• [Your task]: Quote the records that follow in full, leaving the pictures out.

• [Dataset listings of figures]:
** begin **

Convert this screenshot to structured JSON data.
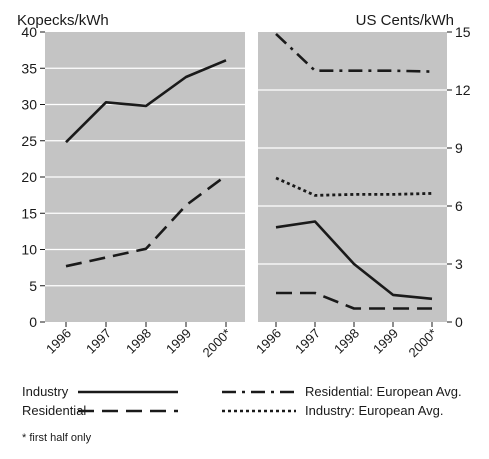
{
  "chart_data": [
    {
      "type": "line",
      "ylabel": "Kopecks/kWh",
      "ylim": [
        0,
        40
      ],
      "yticks": [
        "0",
        "5",
        "10",
        "15",
        "20",
        "25",
        "30",
        "35",
        "40"
      ],
      "grid": true,
      "categories": [
        "1996",
        "1997",
        "1998",
        "1999",
        "2000*"
      ],
      "series": [
        {
          "name": "Industry",
          "style": "solid",
          "values": [
            24.8,
            30.3,
            29.8,
            33.8,
            36.1
          ]
        },
        {
          "name": "Residential",
          "style": "dashed",
          "values": [
            7.7,
            8.9,
            10.1,
            16.1,
            20.2
          ]
        }
      ]
    },
    {
      "type": "line",
      "ylabel": "US Cents/kWh",
      "ylim": [
        0,
        15
      ],
      "yticks": [
        "0",
        "3",
        "6",
        "9",
        "12",
        "15"
      ],
      "grid": true,
      "categories": [
        "1996",
        "1997",
        "1998",
        "1999",
        "2000*"
      ],
      "series": [
        {
          "name": "Residential: European Avg.",
          "style": "dashdot",
          "values": [
            14.9,
            13.0,
            13.0,
            13.0,
            12.95
          ]
        },
        {
          "name": "Industry: European Avg.",
          "style": "dotted",
          "values": [
            7.45,
            6.55,
            6.6,
            6.6,
            6.65
          ]
        },
        {
          "name": "Industry",
          "style": "solid",
          "values": [
            4.9,
            5.2,
            3.0,
            1.4,
            1.2
          ]
        },
        {
          "name": "Residential",
          "style": "dashed",
          "values": [
            1.5,
            1.5,
            0.7,
            0.7,
            0.7
          ]
        }
      ]
    }
  ],
  "legend": [
    {
      "label": "Industry",
      "style": "solid"
    },
    {
      "label": "Residential",
      "style": "dashed"
    },
    {
      "label": "Residential: European Avg.",
      "style": "dashdot"
    },
    {
      "label": "Industry: European Avg.",
      "style": "dotted"
    }
  ],
  "footnote": "* first half only",
  "colors": {
    "plot_bg": "#c4c4c4",
    "grid": "#ffffff",
    "line": "#1a1a1a"
  }
}
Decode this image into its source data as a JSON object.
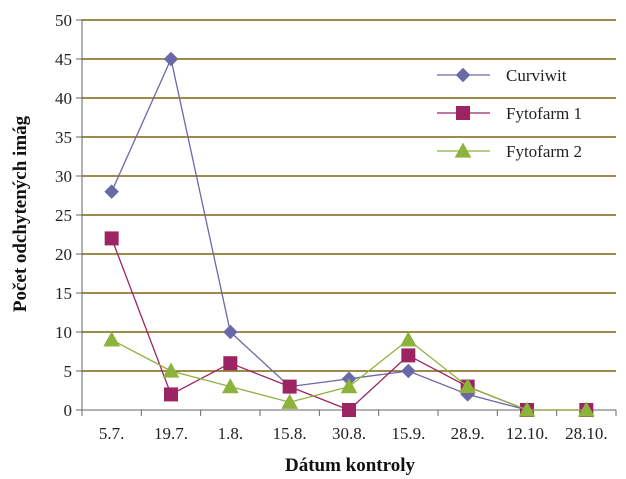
{
  "chart_data": {
    "type": "line",
    "xlabel": "Dátum kontroly",
    "ylabel": "Počet odchytených imág",
    "categories": [
      "5.7.",
      "19.7.",
      "1.8.",
      "15.8.",
      "30.8.",
      "15.9.",
      "28.9.",
      "12.10.",
      "28.10."
    ],
    "ylim": [
      0,
      50
    ],
    "yticks": [
      "0",
      "5",
      "10",
      "15",
      "20",
      "25",
      "30",
      "35",
      "40",
      "45",
      "50"
    ],
    "grid": true,
    "legend_position": "top-right",
    "series": [
      {
        "name": "Curviwit",
        "values": [
          28,
          45,
          10,
          3,
          4,
          5,
          2,
          0,
          null
        ],
        "color": "#6a69a8",
        "marker": "diamond"
      },
      {
        "name": "Fytofarm 1",
        "values": [
          22,
          2,
          6,
          3,
          0,
          7,
          3,
          0,
          0
        ],
        "color": "#9c2463",
        "marker": "square"
      },
      {
        "name": "Fytofarm 2",
        "values": [
          9,
          5,
          3,
          1,
          3,
          9,
          3,
          0,
          0
        ],
        "color": "#8db33d",
        "marker": "triangle"
      }
    ],
    "colors": {
      "gridline": "#7d6410",
      "axis": "#666666"
    }
  }
}
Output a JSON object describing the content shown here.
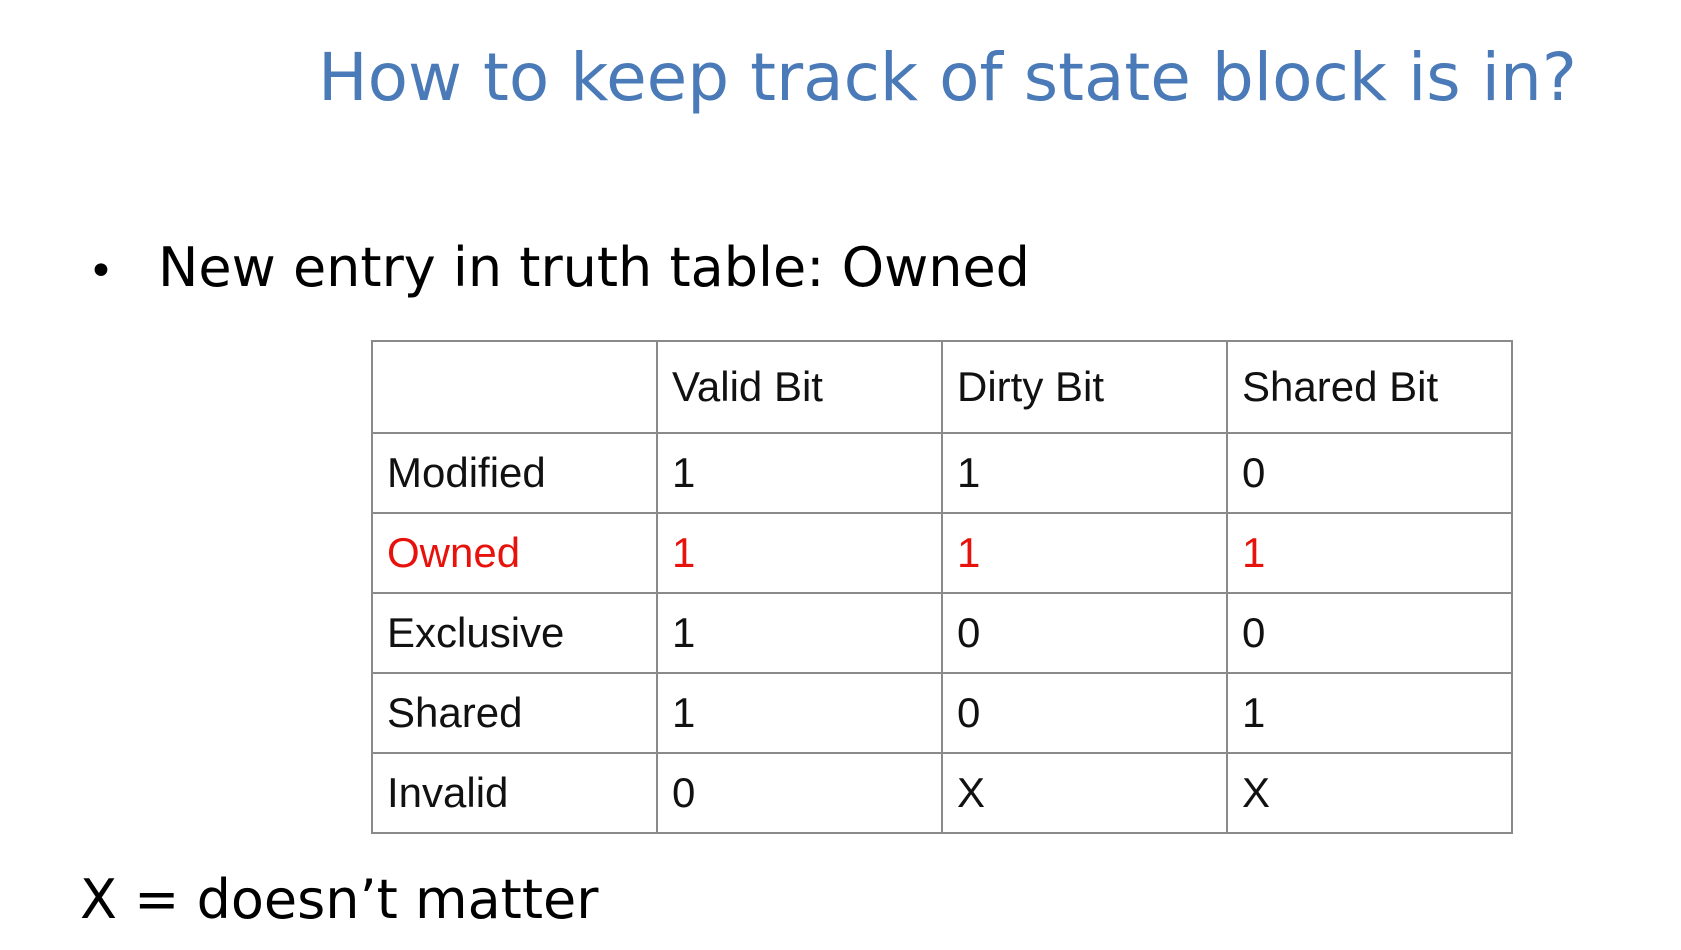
{
  "slide": {
    "title": "How to keep track of state block is in?",
    "bullet": "New entry in truth table: Owned",
    "footnote": "X = doesn’t matter"
  },
  "table": {
    "headers": [
      "",
      "Valid Bit",
      "Dirty Bit",
      "Shared Bit"
    ],
    "rows": [
      {
        "state": "Modified",
        "valid": "1",
        "dirty": "1",
        "shared": "0"
      },
      {
        "state": "Owned",
        "valid": "1",
        "dirty": "1",
        "shared": "1"
      },
      {
        "state": "Exclusive",
        "valid": "1",
        "dirty": "0",
        "shared": "0"
      },
      {
        "state": "Shared",
        "valid": "1",
        "dirty": "0",
        "shared": "1"
      },
      {
        "state": "Invalid",
        "valid": "0",
        "dirty": "X",
        "shared": "X"
      }
    ],
    "highlight_color": "#e8120c"
  },
  "colors": {
    "title": "#4a7ab7",
    "text": "#000000",
    "grid": "#8a8a8a"
  }
}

** end **

• [Answer to this problem]:
Convert this screenshot to structured JSON data.
{
  "chart_data": [
    {
      "type": "line",
      "ylabel": "Kopecks/kWh",
      "ylim": [
        0,
        40
      ],
      "yticks": [
        "0",
        "5",
        "10",
        "15",
        "20",
        "25",
        "30",
        "35",
        "40"
      ],
      "grid": true,
      "categories": [
        "1996",
        "1997",
        "1998",
        "1999",
        "2000*"
      ],
      "series": [
        {
          "name": "Industry",
          "style": "solid",
          "values": [
            24.8,
            30.3,
            29.8,
            33.8,
            36.1
          ]
        },
        {
          "name": "Residential",
          "style": "dashed",
          "values": [
            7.7,
            8.9,
            10.1,
            16.1,
            20.2
          ]
        }
      ]
    },
    {
      "type": "line",
      "ylabel": "US Cents/kWh",
      "ylim": [
        0,
        15
      ],
      "yticks": [
        "0",
        "3",
        "6",
        "9",
        "12",
        "15"
      ],
      "grid": true,
      "categories": [
        "1996",
        "1997",
        "1998",
        "1999",
        "2000*"
      ],
      "series": [
        {
          "name": "Residential: European Avg.",
          "style": "dashdot",
          "values": [
            14.9,
            13.0,
            13.0,
            13.0,
            12.95
          ]
        },
        {
          "name": "Industry: European Avg.",
          "style": "dotted",
          "values": [
            7.45,
            6.55,
            6.6,
            6.6,
            6.65
          ]
        },
        {
          "name": "Industry",
          "style": "solid",
          "values": [
            4.9,
            5.2,
            3.0,
            1.4,
            1.2
          ]
        },
        {
          "name": "Residential",
          "style": "dashed",
          "values": [
            1.5,
            1.5,
            0.7,
            0.7,
            0.7
          ]
        }
      ]
    }
  ],
  "legend": [
    {
      "label": "Industry",
      "style": "solid"
    },
    {
      "label": "Residential",
      "style": "dashed"
    },
    {
      "label": "Residential: European Avg.",
      "style": "dashdot"
    },
    {
      "label": "Industry: European Avg.",
      "style": "dotted"
    }
  ],
  "footnote": "* first half only",
  "colors": {
    "plot_bg": "#c4c4c4",
    "grid": "#ffffff",
    "line": "#1a1a1a"
  }
}
Decode this image into its source data as a JSON object.
{
  "chart_data": {
    "type": "line",
    "xlabel": "Dátum kontroly",
    "ylabel": "Počet odchytených imág",
    "categories": [
      "5.7.",
      "19.7.",
      "1.8.",
      "15.8.",
      "30.8.",
      "15.9.",
      "28.9.",
      "12.10.",
      "28.10."
    ],
    "ylim": [
      0,
      50
    ],
    "yticks": [
      "0",
      "5",
      "10",
      "15",
      "20",
      "25",
      "30",
      "35",
      "40",
      "45",
      "50"
    ],
    "grid": true,
    "legend_position": "top-right",
    "series": [
      {
        "name": "Curviwit",
        "values": [
          28,
          45,
          10,
          3,
          4,
          5,
          2,
          0,
          null
        ],
        "color": "#6a69a8",
        "marker": "diamond"
      },
      {
        "name": "Fytofarm 1",
        "values": [
          22,
          2,
          6,
          3,
          0,
          7,
          3,
          0,
          0
        ],
        "color": "#9c2463",
        "marker": "square"
      },
      {
        "name": "Fytofarm 2",
        "values": [
          9,
          5,
          3,
          1,
          3,
          9,
          3,
          0,
          0
        ],
        "color": "#8db33d",
        "marker": "triangle"
      }
    ],
    "colors": {
      "gridline": "#7d6410",
      "axis": "#666666"
    }
  }
}
Output a JSON object describing the content shown here.
{
  "slide": {
    "title": "How to keep track of state block is in?",
    "bullet": "New entry in truth table: Owned",
    "footnote": "X = doesn’t matter"
  },
  "table": {
    "headers": [
      "",
      "Valid Bit",
      "Dirty Bit",
      "Shared Bit"
    ],
    "rows": [
      {
        "state": "Modified",
        "valid": "1",
        "dirty": "1",
        "shared": "0"
      },
      {
        "state": "Owned",
        "valid": "1",
        "dirty": "1",
        "shared": "1"
      },
      {
        "state": "Exclusive",
        "valid": "1",
        "dirty": "0",
        "shared": "0"
      },
      {
        "state": "Shared",
        "valid": "1",
        "dirty": "0",
        "shared": "1"
      },
      {
        "state": "Invalid",
        "valid": "0",
        "dirty": "X",
        "shared": "X"
      }
    ],
    "highlight_color": "#e8120c"
  },
  "colors": {
    "title": "#4a7ab7",
    "text": "#000000",
    "grid": "#8a8a8a"
  }
}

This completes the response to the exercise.